* [Instruction]:
Note how many lines contain "mouth" and give that number, with nothing else.

* [Extracted information]:
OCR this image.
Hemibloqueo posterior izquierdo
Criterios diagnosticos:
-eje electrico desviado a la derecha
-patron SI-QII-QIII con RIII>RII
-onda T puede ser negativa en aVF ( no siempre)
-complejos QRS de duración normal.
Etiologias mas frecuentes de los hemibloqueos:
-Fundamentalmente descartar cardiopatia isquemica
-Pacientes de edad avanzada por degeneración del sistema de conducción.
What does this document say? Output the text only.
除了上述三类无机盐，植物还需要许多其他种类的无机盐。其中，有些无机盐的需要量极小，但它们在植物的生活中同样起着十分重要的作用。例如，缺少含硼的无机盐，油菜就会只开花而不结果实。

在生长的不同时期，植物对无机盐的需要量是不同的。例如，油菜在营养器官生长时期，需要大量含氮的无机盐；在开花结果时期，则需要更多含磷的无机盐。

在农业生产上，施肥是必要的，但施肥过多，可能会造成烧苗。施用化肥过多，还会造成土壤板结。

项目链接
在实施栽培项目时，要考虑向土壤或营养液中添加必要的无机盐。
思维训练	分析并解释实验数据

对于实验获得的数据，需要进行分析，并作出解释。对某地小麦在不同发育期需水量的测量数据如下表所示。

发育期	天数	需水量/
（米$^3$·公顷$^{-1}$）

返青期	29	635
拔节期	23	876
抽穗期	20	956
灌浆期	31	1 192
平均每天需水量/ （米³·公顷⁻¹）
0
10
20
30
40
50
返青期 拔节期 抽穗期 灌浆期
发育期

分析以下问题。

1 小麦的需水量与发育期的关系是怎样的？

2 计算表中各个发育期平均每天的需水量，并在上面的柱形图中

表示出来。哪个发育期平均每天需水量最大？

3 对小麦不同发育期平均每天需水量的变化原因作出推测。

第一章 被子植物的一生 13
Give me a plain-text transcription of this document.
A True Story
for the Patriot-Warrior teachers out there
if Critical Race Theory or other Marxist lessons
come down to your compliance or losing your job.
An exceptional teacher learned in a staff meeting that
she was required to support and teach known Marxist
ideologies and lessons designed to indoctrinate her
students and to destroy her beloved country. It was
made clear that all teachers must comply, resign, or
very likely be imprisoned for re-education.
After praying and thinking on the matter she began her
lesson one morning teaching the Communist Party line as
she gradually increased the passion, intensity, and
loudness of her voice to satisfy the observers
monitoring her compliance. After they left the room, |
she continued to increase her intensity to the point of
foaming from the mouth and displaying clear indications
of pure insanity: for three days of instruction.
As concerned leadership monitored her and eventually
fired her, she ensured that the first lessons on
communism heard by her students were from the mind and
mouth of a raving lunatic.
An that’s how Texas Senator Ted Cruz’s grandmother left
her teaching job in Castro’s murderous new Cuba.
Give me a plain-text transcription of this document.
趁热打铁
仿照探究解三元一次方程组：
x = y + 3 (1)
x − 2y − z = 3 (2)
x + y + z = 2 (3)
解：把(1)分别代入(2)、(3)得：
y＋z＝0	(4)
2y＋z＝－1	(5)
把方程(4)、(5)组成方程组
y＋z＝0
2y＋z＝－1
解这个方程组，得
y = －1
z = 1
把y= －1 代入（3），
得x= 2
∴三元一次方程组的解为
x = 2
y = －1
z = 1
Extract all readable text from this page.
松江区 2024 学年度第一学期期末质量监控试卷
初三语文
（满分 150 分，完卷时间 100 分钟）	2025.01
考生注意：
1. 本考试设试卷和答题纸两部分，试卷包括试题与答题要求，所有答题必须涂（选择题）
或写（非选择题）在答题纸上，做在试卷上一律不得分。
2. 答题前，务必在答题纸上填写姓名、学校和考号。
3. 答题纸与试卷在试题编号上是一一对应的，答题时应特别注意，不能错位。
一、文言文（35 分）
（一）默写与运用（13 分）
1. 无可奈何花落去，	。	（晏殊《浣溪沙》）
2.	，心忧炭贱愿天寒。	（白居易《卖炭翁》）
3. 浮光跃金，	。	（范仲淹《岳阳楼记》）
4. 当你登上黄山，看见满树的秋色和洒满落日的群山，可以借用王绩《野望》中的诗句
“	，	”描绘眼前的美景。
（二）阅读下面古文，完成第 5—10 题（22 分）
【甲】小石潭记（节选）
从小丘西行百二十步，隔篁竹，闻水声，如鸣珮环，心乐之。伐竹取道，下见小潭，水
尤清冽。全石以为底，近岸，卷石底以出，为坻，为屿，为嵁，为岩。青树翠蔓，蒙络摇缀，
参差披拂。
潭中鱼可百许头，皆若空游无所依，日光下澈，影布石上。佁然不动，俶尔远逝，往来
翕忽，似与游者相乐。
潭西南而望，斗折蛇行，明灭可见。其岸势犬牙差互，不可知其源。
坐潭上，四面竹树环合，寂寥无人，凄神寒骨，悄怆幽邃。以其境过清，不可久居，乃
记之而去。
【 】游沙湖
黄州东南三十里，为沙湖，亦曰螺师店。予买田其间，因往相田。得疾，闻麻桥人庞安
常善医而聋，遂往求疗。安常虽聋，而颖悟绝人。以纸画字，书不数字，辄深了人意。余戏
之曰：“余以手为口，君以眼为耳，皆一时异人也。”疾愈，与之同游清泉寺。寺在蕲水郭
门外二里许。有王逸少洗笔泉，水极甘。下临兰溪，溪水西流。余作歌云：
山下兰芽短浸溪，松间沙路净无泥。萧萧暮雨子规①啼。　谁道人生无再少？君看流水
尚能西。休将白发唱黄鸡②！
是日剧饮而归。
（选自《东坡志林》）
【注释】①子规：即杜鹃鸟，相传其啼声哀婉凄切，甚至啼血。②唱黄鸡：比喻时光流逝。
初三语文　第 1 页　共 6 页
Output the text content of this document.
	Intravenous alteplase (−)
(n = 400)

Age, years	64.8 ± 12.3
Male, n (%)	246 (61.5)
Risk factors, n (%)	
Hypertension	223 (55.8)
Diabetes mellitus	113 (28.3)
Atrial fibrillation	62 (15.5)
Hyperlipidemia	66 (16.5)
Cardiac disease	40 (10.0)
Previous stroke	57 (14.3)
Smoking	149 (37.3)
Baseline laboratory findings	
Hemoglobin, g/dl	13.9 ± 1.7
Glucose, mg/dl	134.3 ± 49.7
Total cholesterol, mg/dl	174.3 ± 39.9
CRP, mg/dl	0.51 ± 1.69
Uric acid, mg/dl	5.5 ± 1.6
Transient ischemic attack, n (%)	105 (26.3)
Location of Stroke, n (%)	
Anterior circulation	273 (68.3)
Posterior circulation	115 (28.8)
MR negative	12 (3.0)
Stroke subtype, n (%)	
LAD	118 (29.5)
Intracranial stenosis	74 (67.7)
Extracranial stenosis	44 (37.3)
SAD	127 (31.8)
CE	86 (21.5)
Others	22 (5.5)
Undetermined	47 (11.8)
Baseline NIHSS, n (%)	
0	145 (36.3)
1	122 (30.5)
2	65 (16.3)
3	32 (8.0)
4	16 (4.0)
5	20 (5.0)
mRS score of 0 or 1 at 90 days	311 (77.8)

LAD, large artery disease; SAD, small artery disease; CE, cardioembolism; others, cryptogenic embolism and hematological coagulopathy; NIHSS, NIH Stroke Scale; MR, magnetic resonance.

* [Exercise response]:
2